**Stated problem:** Your job is to restate each entry word for word.

== Data provided

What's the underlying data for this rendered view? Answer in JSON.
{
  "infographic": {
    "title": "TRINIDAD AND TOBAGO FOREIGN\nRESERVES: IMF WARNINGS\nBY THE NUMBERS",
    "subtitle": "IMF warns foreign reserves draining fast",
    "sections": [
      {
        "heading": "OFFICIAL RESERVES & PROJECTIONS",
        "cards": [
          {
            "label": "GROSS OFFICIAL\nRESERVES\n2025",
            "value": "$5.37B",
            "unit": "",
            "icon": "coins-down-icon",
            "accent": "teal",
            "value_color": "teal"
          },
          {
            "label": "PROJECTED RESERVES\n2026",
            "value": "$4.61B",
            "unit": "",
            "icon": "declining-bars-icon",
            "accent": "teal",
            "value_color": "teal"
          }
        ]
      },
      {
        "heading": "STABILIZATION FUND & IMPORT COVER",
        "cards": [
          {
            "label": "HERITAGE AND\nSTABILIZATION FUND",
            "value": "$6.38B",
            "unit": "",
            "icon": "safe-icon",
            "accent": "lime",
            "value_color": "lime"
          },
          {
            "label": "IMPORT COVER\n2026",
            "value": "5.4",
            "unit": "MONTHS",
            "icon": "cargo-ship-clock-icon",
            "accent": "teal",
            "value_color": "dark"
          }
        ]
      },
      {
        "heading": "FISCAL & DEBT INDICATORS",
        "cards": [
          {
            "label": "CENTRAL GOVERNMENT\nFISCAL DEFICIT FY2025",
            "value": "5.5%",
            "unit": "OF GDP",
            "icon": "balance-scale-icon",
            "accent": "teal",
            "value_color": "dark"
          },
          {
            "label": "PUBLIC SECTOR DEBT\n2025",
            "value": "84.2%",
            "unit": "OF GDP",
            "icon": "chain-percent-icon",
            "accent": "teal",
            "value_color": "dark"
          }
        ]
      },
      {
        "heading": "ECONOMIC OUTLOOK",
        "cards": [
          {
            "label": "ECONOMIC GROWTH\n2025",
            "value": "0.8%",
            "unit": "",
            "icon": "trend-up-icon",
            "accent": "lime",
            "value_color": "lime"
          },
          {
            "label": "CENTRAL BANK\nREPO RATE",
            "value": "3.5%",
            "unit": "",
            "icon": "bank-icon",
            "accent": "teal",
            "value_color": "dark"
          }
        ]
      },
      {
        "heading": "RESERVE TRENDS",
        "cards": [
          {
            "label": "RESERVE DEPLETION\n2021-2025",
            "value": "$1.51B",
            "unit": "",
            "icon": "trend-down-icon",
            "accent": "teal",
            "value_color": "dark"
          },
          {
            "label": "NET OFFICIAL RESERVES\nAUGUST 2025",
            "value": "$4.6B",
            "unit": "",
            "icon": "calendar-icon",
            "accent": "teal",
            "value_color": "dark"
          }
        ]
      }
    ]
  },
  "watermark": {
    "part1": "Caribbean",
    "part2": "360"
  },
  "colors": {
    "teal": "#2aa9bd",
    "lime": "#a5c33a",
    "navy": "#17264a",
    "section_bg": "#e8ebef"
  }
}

====

**Expected output:**
What's the underlying data for this rendered view? Answer in JSON.
{
  "infographic": {
    "title": "TRINIDAD AND TOBAGO FOREIGN\nRESERVES: IMF WARNINGS\nBY THE NUMBERS",
    "subtitle": "IMF warns foreign reserves draining fast",
    "sections": [
      {
        "heading": "OFFICIAL RESERVES & PROJECTIONS",
        "cards": [
          {
            "label": "GROSS OFFICIAL\nRESERVES\n2025",
            "value": "$5.37B",
            "unit": "",
            "icon": "coins-down-icon",
            "accent": "teal",
            "value_color": "teal"
          },
          {
            "label": "PROJECTED RESERVES\n2026",
            "value": "$4.61B",
            "unit": "",
            "icon": "declining-bars-icon",
            "accent": "teal",
            "value_color": "teal"
          }
        ]
      },
      {
        "heading": "STABILIZATION FUND & IMPORT COVER",
        "cards": [
          {
            "label": "HERITAGE AND\nSTABILIZATION FUND",
            "value": "$6.38B",
            "unit": "",
            "icon": "safe-icon",
            "accent": "lime",
            "value_color": "lime"
          },
          {
            "label": "IMPORT COVER\n2026",
            "value": "5.4",
            "unit": "MONTHS",
            "icon": "cargo-ship-clock-icon",
            "accent": "teal",
            "value_color": "dark"
          }
        ]
      },
      {
        "heading": "FISCAL & DEBT INDICATORS",
        "cards": [
          {
            "label": "CENTRAL GOVERNMENT\nFISCAL DEFICIT FY2025",
            "value": "5.5%",
            "unit": "OF GDP",
            "icon": "balance-scale-icon",
            "accent": "teal",
            "value_color": "dark"
          },
          {
            "label": "PUBLIC SECTOR DEBT\n2025",
            "value": "84.2%",
            "unit": "OF GDP",
            "icon": "chain-percent-icon",
            "accent": "teal",
            "value_color": "dark"
          }
        ]
      },
      {
        "heading": "ECONOMIC OUTLOOK",
        "cards": [
          {
            "label": "ECONOMIC GROWTH\n2025",
            "value": "0.8%",
            "unit": "",
            "icon": "trend-up-icon",
            "accent": "lime",
            "value_color": "lime"
          },
          {
            "label": "CENTRAL BANK\nREPO RATE",
            "value": "3.5%",
            "unit": "",
            "icon": "bank-icon",
            "accent": "teal",
            "value_color": "dark"
          }
        ]
      },
      {
        "heading": "RESERVE TRENDS",
        "cards": [
          {
            "label": "RESERVE DEPLETION\n2021-2025",
            "value": "$1.51B",
            "unit": "",
            "icon": "trend-down-icon",
            "accent": "teal",
            "value_color": "dark"
          },
          {
            "label": "NET OFFICIAL RESERVES\nAUGUST 2025",
            "value": "$4.6B",
            "unit": "",
            "icon": "calendar-icon",
            "accent": "teal",
            "value_color": "dark"
          }
        ]
      }
    ]
  },
  "watermark": {
    "part1": "Caribbean",
    "part2": "360"
  },
  "colors": {
    "teal": "#2aa9bd",
    "lime": "#a5c33a",
    "navy": "#17264a",
    "section_bg": "#e8ebef"
  }
}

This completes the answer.